▸ SOURCE DATA:
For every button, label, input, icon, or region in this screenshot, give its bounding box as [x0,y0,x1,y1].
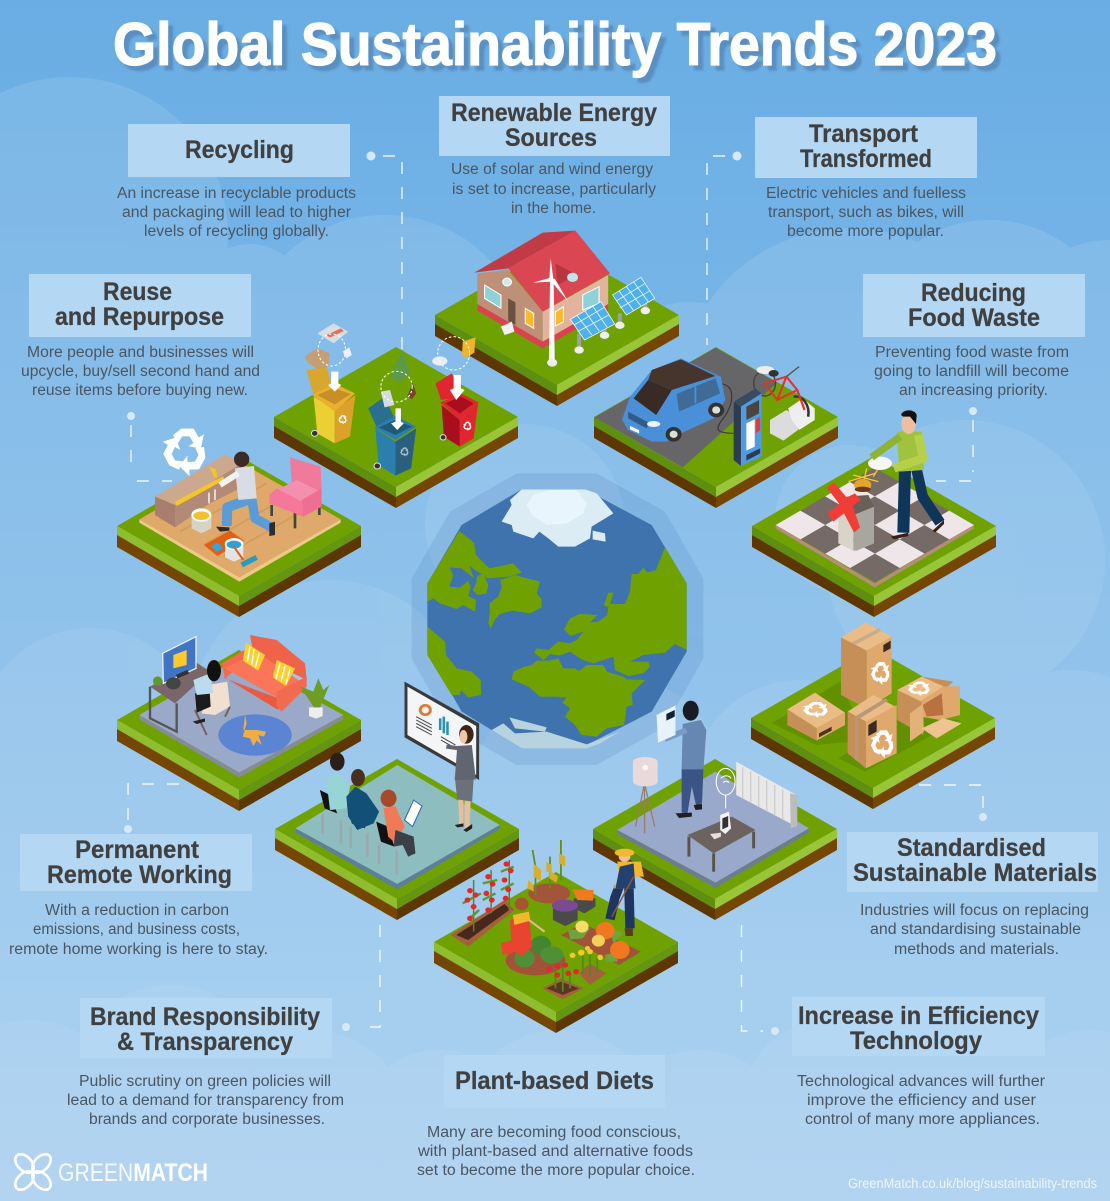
bicycle [754,366,808,417]
text: renewable energy [451,161,656,217]
asphalt [594,348,777,467]
blue rug with cat [218,714,292,756]
text: plant-based diets: Many are becoming food conscious, [427,1124,681,1141]
text: food waste: going to landfill will become [874,363,1069,380]
text: recycling: levels of recycling globally. [144,223,329,240]
panel: efficiency technology [792,997,1045,1128]
floor [617,772,809,888]
audience seated [320,753,422,874]
vegetable buckets [552,889,595,926]
heading: efficiency technology: Technology [850,1027,982,1055]
whiteboard [405,682,479,780]
connector: remote working [124,784,180,833]
heading: renewable energy [439,96,670,156]
heading: renewable energy: Renewable Energy [451,99,657,127]
text: efficiency technology: Technological advances will further [797,1073,1045,1090]
heading: standardised materials: Sustainable Materials [853,859,1097,887]
panel: standardised materials [847,832,1098,958]
text: reuse: More people and businesses will [27,344,254,361]
text: brand responsibility [67,1073,344,1128]
ocean [427,489,687,748]
text: brand responsibility: brands and corporate businesses. [89,1111,325,1128]
text: efficiency technology: improve the efficiency and user [807,1092,1036,1109]
panel: recycling [117,124,356,240]
text: transport: transport, such as bikes, will [768,204,964,221]
platform: reuse and repurpose [117,429,361,617]
heading: transport: Transport [809,120,919,148]
red bin [432,337,479,447]
text: remote working: With a reduction in carbon [45,902,229,919]
pumpkin bed [561,921,641,965]
heading: food waste: Reducing [921,279,1026,307]
text: reuse: reuse items before buying new. [32,382,248,399]
heading: efficiency technology [792,997,1045,1056]
floor lamp [633,757,658,833]
ice caps [492,489,620,748]
house [474,231,610,348]
panel: renewable energy [439,96,670,217]
person painting [209,452,275,536]
text: renewable energy: is set to increase, particularly [452,181,656,198]
heading: transport [755,117,977,178]
heading: food waste [863,274,1085,337]
heading: plant-based diets [444,1055,665,1108]
front box [848,695,897,768]
solar panels [570,277,655,354]
heading: transport: Transformed [800,145,932,173]
heading: reuse [29,274,251,337]
open box [897,677,962,742]
panel: transport [755,117,977,240]
connector: transport [707,152,742,345]
charging station [734,388,762,466]
text: brand responsibility: lead to a demand for transparency from [67,1092,344,1109]
heading: remote working: Permanent [75,836,200,864]
text: standardised materials: and standardising sustainable [870,921,1081,938]
platform: brand responsibility [275,682,519,920]
globe [412,473,703,765]
presenter [446,725,476,832]
heading: brand responsibility [80,998,332,1058]
man with tablet [657,701,706,818]
wordmark: GREENMATCH [58,1159,208,1187]
text: plant-based diets: set to become the more popular choice. [417,1162,695,1179]
platform: remote working [117,635,361,811]
text: remote working: emissions, and business costs, [33,921,240,938]
floor [139,658,343,777]
red cross [827,483,861,533]
panel: reuse [21,274,260,399]
panel: food waste [863,274,1085,399]
heading: standardised materials [847,832,1098,892]
electric car [622,358,735,442]
desk and computer [150,637,210,732]
tall box [841,623,892,708]
yellow bin [305,323,355,443]
farmer with rake [610,849,644,936]
heading: efficiency technology: Increase in Efficiency [798,1002,1039,1030]
text: remote working [9,902,268,958]
text: food waste: an increasing priority. [899,382,1048,399]
text: standardised materials: Industries will focus on replacing [860,902,1089,919]
small box [787,693,845,741]
panel: brand responsibility [67,998,344,1128]
heading: standardised materials: Standardised [897,834,1046,862]
heading: remote working [20,834,252,891]
text: reuse: upcycle, buy/sell second hand and [21,363,260,380]
connector: standardised [915,785,987,821]
heading: food waste: Food Waste [908,304,1040,332]
wifi symbol [716,768,735,808]
heading: recycling [128,124,350,177]
text: recycling: An increase in recyclable products [117,185,356,202]
connector: reuse [127,412,172,481]
tomato bed [451,860,514,947]
wooden floor [139,462,341,582]
flower boxes [543,946,606,999]
text: transport: become more popular. [787,223,944,240]
heading: reuse: Reuse [103,278,172,306]
wind turbine [533,258,568,367]
text: standardised materials [860,902,1089,958]
text: plant-based diets [417,1124,695,1179]
heading: plant-based diets: Plant-based Diets [455,1067,654,1095]
text: plant-based diets: with plant-based and alternative foods [417,1143,693,1160]
text: recycling: and packaging will lead to higher [122,204,351,221]
gardener kneeling [501,898,545,956]
text: efficiency technology [797,1073,1045,1128]
bike rack [770,398,815,441]
woman at desk [193,660,230,735]
platform: transport [594,347,838,508]
platform: renewable energy [435,231,679,406]
text: remote working: remote home working is here to stay. [9,941,268,958]
paint cans and tools [191,508,257,565]
text: standardised materials: methods and materials. [894,941,1059,958]
globe halo [412,473,703,765]
text: renewable energy: Use of solar and wind energy [451,161,653,178]
platform: efficiency technology [593,701,837,920]
person scraping plate [872,410,944,539]
cabinet [155,454,242,527]
heading: renewable energy: Sources [505,124,597,152]
text: brand responsibility: Public scrutiny on green policies will [79,1073,331,1090]
text: food waste: Preventing food waste from [875,344,1069,361]
blue bin [368,350,416,476]
platform: plant-based diets [434,840,678,1033]
title: Global Sustainability Trends 2023 [113,11,997,78]
platform: standardised materials [751,623,995,809]
checkered floor [776,468,974,587]
connector: food waste [936,407,977,481]
text: food waste [874,344,1069,399]
recycling symbol [158,429,209,479]
potted plant [300,678,329,719]
falling food [848,457,892,492]
continents [427,531,687,737]
panel: remote working [9,834,268,958]
text: transport [766,185,966,240]
waste bin [838,495,874,551]
heading: brand responsibility: & Transparency [117,1028,293,1056]
corn plants [527,840,570,903]
connector: efficiency [742,925,779,1035]
text: efficiency technology: control of many more appliances. [805,1111,1040,1128]
heading: remote working: Remote Working [47,861,232,889]
radiator [736,762,797,828]
panel: plant-based diets [417,1055,695,1179]
coffee table with smart hub [687,812,755,872]
text: reuse [21,344,260,399]
platform: recycling [274,323,518,508]
source url: GreenMatch.co.uk/blog/sustainability-trends [848,1176,1097,1191]
sofa [222,635,307,712]
logo: GreenMatch [12,1151,208,1193]
text: recycling [117,185,356,240]
melon bed [506,936,565,975]
text: transport: Electric vehicles and fuelless [766,185,966,202]
teal floor [295,765,500,889]
connector: brand [342,925,380,1031]
heading: brand responsibility: Brand Responsibility [90,1003,320,1031]
pink armchair [269,457,322,528]
icon: clover [12,1151,54,1193]
heading: recycling: Recycling [185,136,294,164]
connector: recycling [366,152,402,350]
shadows [772,682,960,772]
heading: reuse: and Repurpose [55,303,224,331]
text: renewable energy: in the home. [511,200,596,217]
platform: food waste [752,410,996,617]
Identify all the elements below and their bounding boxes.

▸ SHORT PROBLEM: Write out all of the data again with "pumpkin bed" renamed to "pumpkin patch" and nothing else altered. Omit the pictures.

▸ ANSWER BELOW:
For every button, label, input, icon, or region in this screenshot, give its bounding box as [x0,y0,x1,y1].
bicycle [754,366,808,417]
text: renewable energy [451,161,656,217]
asphalt [594,348,777,467]
blue rug with cat [218,714,292,756]
text: plant-based diets: Many are becoming food conscious, [427,1124,681,1141]
text: food waste: going to landfill will become [874,363,1069,380]
text: recycling: levels of recycling globally. [144,223,329,240]
panel: efficiency technology [792,997,1045,1128]
floor [617,772,809,888]
audience seated [320,753,422,874]
vegetable buckets [552,889,595,926]
heading: efficiency technology: Technology [850,1027,982,1055]
whiteboard [405,682,479,780]
connector: remote working [124,784,180,833]
heading: renewable energy [439,96,670,156]
heading: renewable energy: Renewable Energy [451,99,657,127]
text: efficiency technology: Technological advances will further [797,1073,1045,1090]
heading: standardised materials: Sustainable Materials [853,859,1097,887]
panel: standardised materials [847,832,1098,958]
text: reuse: More people and businesses will [27,344,254,361]
text: brand responsibility [67,1073,344,1128]
ocean [427,489,687,748]
text: brand responsibility: brands and corporate businesses. [89,1111,325,1128]
text: efficiency technology: improve the efficiency and user [807,1092,1036,1109]
panel: recycling [117,124,356,240]
text: transport: transport, such as bikes, will [768,204,964,221]
platform: reuse and repurpose [117,429,361,617]
heading: transport: Transport [809,120,919,148]
red bin [432,337,479,447]
text: remote working: With a reduction in carbon [45,902,229,919]
pumpkin patch [561,921,641,965]
heading: food waste: Reducing [921,279,1026,307]
text: reuse: reuse items before buying new. [32,382,248,399]
heading: efficiency technology [792,997,1045,1056]
floor lamp [633,757,658,833]
ice caps [492,489,620,748]
house [474,231,610,348]
panel: renewable energy [439,96,670,217]
person painting [209,452,275,536]
text: renewable energy: is set to increase, particularly [452,181,656,198]
heading: transport [755,117,977,178]
heading: food waste [863,274,1085,337]
heading: plant-based diets [444,1055,665,1108]
front box [848,695,897,768]
solar panels [570,277,655,354]
heading: transport: Transformed [800,145,932,173]
heading: reuse [29,274,251,337]
open box [897,677,962,742]
panel: transport [755,117,977,240]
connector: transport [707,152,742,345]
charging station [734,388,762,466]
text: brand responsibility: lead to a demand for transparency from [67,1092,344,1109]
heading: remote working: Permanent [75,836,200,864]
text: standardised materials: and standardising sustainable [870,921,1081,938]
platform: brand responsibility [275,682,519,920]
globe [412,473,703,765]
presenter [446,725,476,832]
heading: brand responsibility [80,998,332,1058]
man with tablet [657,701,706,818]
wordmark: GREENMATCH [58,1159,208,1187]
text: plant-based diets: set to become the more popular choice. [417,1162,695,1179]
platform: remote working [117,635,361,811]
text: remote working: emissions, and business costs, [33,921,240,938]
floor [139,658,343,777]
red cross [827,483,861,533]
panel: reuse [21,274,260,399]
panel: food waste [863,274,1085,399]
heading: standardised materials [847,832,1098,892]
electric car [622,358,735,442]
desk and computer [150,637,210,732]
tall box [841,623,892,708]
yellow bin [305,323,355,443]
farmer with rake [610,849,644,936]
heading: efficiency technology: Increase in Efficiency [798,1002,1039,1030]
text: remote working [9,902,268,958]
text: food waste: an increasing priority. [899,382,1048,399]
text: standardised materials: Industries will focus on replacing [860,902,1089,919]
small box [787,693,845,741]
panel: brand responsibility [67,998,344,1128]
heading: standardised materials: Standardised [897,834,1046,862]
heading: remote working [20,834,252,891]
text: reuse: upcycle, buy/sell second hand and [21,363,260,380]
connector: standardised [915,785,987,821]
heading: food waste: Food Waste [908,304,1040,332]
wifi symbol [716,768,735,808]
heading: recycling [128,124,350,177]
text: recycling: An increase in recyclable products [117,185,356,202]
connector: reuse [127,412,172,481]
tomato bed [451,860,514,947]
wooden floor [139,462,341,582]
flower boxes [543,946,606,999]
text: transport: become more popular. [787,223,944,240]
heading: reuse: Reuse [103,278,172,306]
wind turbine [533,258,568,367]
text: standardised materials [860,902,1089,958]
text: plant-based diets [417,1124,695,1179]
heading: plant-based diets: Plant-based Diets [455,1067,654,1095]
text: plant-based diets: with plant-based and alternative foods [417,1143,693,1160]
text: recycling: and packaging will lead to higher [122,204,351,221]
gardener kneeling [501,898,545,956]
text: efficiency technology [797,1073,1045,1128]
bike rack [770,398,815,441]
woman at desk [193,660,230,735]
platform: transport [594,347,838,508]
platform: renewable energy [435,231,679,406]
text: remote working: remote home working is here to stay. [9,941,268,958]
paint cans and tools [191,508,257,565]
text: standardised materials: methods and materials. [894,941,1059,958]
globe halo [412,473,703,765]
text: renewable energy: Use of solar and wind energy [451,161,653,178]
platform: efficiency technology [593,701,837,920]
person scraping plate [872,410,944,539]
cabinet [155,454,242,527]
heading: renewable energy: Sources [505,124,597,152]
text: brand responsibility: Public scrutiny on green policies will [79,1073,331,1090]
text: food waste: Preventing food waste from [875,344,1069,361]
blue bin [368,350,416,476]
platform: plant-based diets [434,840,678,1033]
title: Global Sustainability Trends 2023 [113,11,997,78]
platform: standardised materials [751,623,995,809]
checkered floor [776,468,974,587]
connector: food waste [936,407,977,481]
text: food waste [874,344,1069,399]
recycling symbol [158,429,209,479]
potted plant [300,678,329,719]
falling food [848,457,892,492]
continents [427,531,687,737]
panel: remote working [9,834,268,958]
text: transport [766,185,966,240]
waste bin [838,495,874,551]
heading: brand responsibility: & Transparency [117,1028,293,1056]
corn plants [527,840,570,903]
connector: efficiency [742,925,779,1035]
text: efficiency technology: control of many more appliances. [805,1111,1040,1128]
heading: remote working: Remote Working [47,861,232,889]
radiator [736,762,797,828]
panel: plant-based diets [417,1055,695,1179]
coffee table with smart hub [687,812,755,872]
text: reuse [21,344,260,399]
platform: recycling [274,323,518,508]
source url: GreenMatch.co.uk/blog/sustainability-trends [848,1176,1097,1191]
sofa [222,635,307,712]
logo: GreenMatch [12,1151,208,1193]
text: recycling [117,185,356,240]
melon bed [506,936,565,975]
text: transport: Electric vehicles and fuelless [766,185,966,202]
teal floor [295,765,500,889]
connector: brand [342,925,380,1031]
heading: brand responsibility: Brand Responsibility [90,1003,320,1031]
pink armchair [269,457,322,528]
icon: clover [12,1151,54,1193]
heading: recycling: Recycling [185,136,294,164]
connector: recycling [366,152,402,350]
shadows [772,682,960,772]
heading: reuse: and Repurpose [55,303,224,331]
text: renewable energy: in the home. [511,200,596,217]
platform: food waste [752,410,996,617]
Identify all the elements below and their bounding boxes.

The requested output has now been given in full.